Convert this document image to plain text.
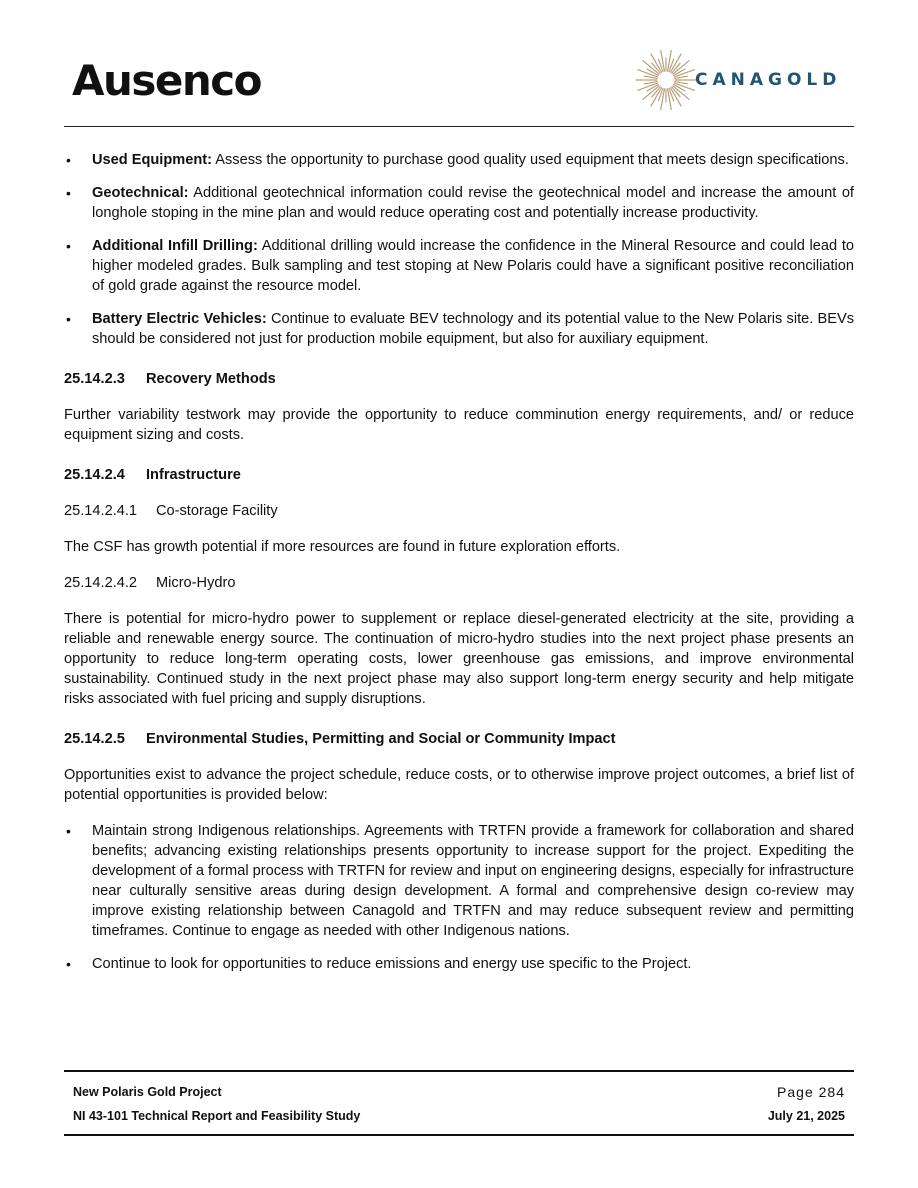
Ausenco	CANAGOLD
• Used Equipment: Assess the opportunity to purchase good quality used equipment that meets design specifications.
• Geotechnical: Additional geotechnical information could revise the geotechnical model and increase the amount of longhole stoping in the mine plan and would reduce operating cost and potentially increase productivity.
• Additional Infill Drilling: Additional drilling would increase the confidence in the Mineral Resource and could lead to higher modeled grades. Bulk sampling and test stoping at New Polaris could have a significant positive reconciliation of gold grade against the resource model.
• Battery Electric Vehicles: Continue to evaluate BEV technology and its potential value to the New Polaris site. BEVs should be considered not just for production mobile equipment, but also for auxiliary equipment.
25.14.2.3 Recovery Methods
Further variability testwork may provide the opportunity to reduce comminution energy requirements, and/ or reduce equipment sizing and costs.
25.14.2.4 Infrastructure
25.14.2.4.1 Co-storage Facility
The CSF has growth potential if more resources are found in future exploration efforts.
25.14.2.4.2 Micro-Hydro
There is potential for micro-hydro power to supplement or replace diesel-generated electricity at the site, providing a reliable and renewable energy source. The continuation of micro-hydro studies into the next project phase presents an opportunity to reduce long-term operating costs, lower greenhouse gas emissions, and improve environmental sustainability. Continued study in the next project phase may also support long-term energy security and help mitigate risks associated with fuel pricing and supply disruptions.
25.14.2.5 Environmental Studies, Permitting and Social or Community Impact
Opportunities exist to advance the project schedule, reduce costs, or to otherwise improve project outcomes, a brief list of potential opportunities is provided below:
• Maintain strong Indigenous relationships. Agreements with TRTFN provide a framework for collaboration and shared benefits; advancing existing relationships presents opportunity to increase support for the project. Expediting the development of a formal process with TRTFN for review and input on engineering designs, especially for infrastructure near culturally sensitive areas during design development. A formal and comprehensive design co-review may improve existing relationship between Canagold and TRTFN and may reduce subsequent review and permitting timeframes. Continue to engage as needed with other Indigenous nations.
• Continue to look for opportunities to reduce emissions and energy use specific to the Project.
New Polaris Gold Project
NI 43-101 Technical Report and Feasibility Study
Page 284
July 21, 2025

PROMPT. Quote the data above in full and without alteration; skip the pictures.

WRITTEN SOLUTION.
Convert this document image to plain text.
Ausenco	CANAGOLD
• Used Equipment: Assess the opportunity to purchase good quality used equipment that meets design specifications.
• Geotechnical: Additional geotechnical information could revise the geotechnical model and increase the amount of longhole stoping in the mine plan and would reduce operating cost and potentially increase productivity.
• Additional Infill Drilling: Additional drilling would increase the confidence in the Mineral Resource and could lead to higher modeled grades. Bulk sampling and test stoping at New Polaris could have a significant positive reconciliation of gold grade against the resource model.
• Battery Electric Vehicles: Continue to evaluate BEV technology and its potential value to the New Polaris site. BEVs should be considered not just for production mobile equipment, but also for auxiliary equipment.
25.14.2.3 Recovery Methods
Further variability testwork may provide the opportunity to reduce comminution energy requirements, and/ or reduce equipment sizing and costs.
25.14.2.4 Infrastructure
25.14.2.4.1 Co-storage Facility
The CSF has growth potential if more resources are found in future exploration efforts.
25.14.2.4.2 Micro-Hydro
There is potential for micro-hydro power to supplement or replace diesel-generated electricity at the site, providing a reliable and renewable energy source. The continuation of micro-hydro studies into the next project phase presents an opportunity to reduce long-term operating costs, lower greenhouse gas emissions, and improve environmental sustainability. Continued study in the next project phase may also support long-term energy security and help mitigate risks associated with fuel pricing and supply disruptions.
25.14.2.5 Environmental Studies, Permitting and Social or Community Impact
Opportunities exist to advance the project schedule, reduce costs, or to otherwise improve project outcomes, a brief list of potential opportunities is provided below:
• Maintain strong Indigenous relationships. Agreements with TRTFN provide a framework for collaboration and shared benefits; advancing existing relationships presents opportunity to increase support for the project. Expediting the development of a formal process with TRTFN for review and input on engineering designs, especially for infrastructure near culturally sensitive areas during design development. A formal and comprehensive design co-review may improve existing relationship between Canagold and TRTFN and may reduce subsequent review and permitting timeframes. Continue to engage as needed with other Indigenous nations.
• Continue to look for opportunities to reduce emissions and energy use specific to the Project.
New Polaris Gold Project
NI 43-101 Technical Report and Feasibility Study
Page 284
July 21, 2025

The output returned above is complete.